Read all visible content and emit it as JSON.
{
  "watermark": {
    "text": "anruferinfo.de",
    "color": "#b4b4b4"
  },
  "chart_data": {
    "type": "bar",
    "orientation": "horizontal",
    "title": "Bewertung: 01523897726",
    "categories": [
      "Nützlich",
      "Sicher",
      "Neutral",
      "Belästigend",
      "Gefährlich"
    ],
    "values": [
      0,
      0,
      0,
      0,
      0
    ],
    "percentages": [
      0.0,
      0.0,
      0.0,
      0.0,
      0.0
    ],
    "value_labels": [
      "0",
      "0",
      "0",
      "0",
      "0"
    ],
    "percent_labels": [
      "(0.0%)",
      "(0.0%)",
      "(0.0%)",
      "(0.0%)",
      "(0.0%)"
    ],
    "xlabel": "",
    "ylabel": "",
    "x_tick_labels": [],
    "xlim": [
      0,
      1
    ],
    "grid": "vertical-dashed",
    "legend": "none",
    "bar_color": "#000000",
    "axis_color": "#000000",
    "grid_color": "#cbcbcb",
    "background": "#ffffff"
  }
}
________________
The records above should be duplicated in full, exactly as given.

Read all visible content and emit it as JSON.
{
  "watermark": {
    "text": "anruferinfo.de",
    "color": "#b4b4b4"
  },
  "chart_data": {
    "type": "bar",
    "orientation": "horizontal",
    "title": "Bewertung: 01523897726",
    "categories": [
      "Nützlich",
      "Sicher",
      "Neutral",
      "Belästigend",
      "Gefährlich"
    ],
    "values": [
      0,
      0,
      0,
      0,
      0
    ],
    "percentages": [
      0.0,
      0.0,
      0.0,
      0.0,
      0.0
    ],
    "value_labels": [
      "0",
      "0",
      "0",
      "0",
      "0"
    ],
    "percent_labels": [
      "(0.0%)",
      "(0.0%)",
      "(0.0%)",
      "(0.0%)",
      "(0.0%)"
    ],
    "xlabel": "",
    "ylabel": "",
    "x_tick_labels": [],
    "xlim": [
      0,
      1
    ],
    "grid": "vertical-dashed",
    "legend": "none",
    "bar_color": "#000000",
    "axis_color": "#000000",
    "grid_color": "#cbcbcb",
    "background": "#ffffff"
  }
}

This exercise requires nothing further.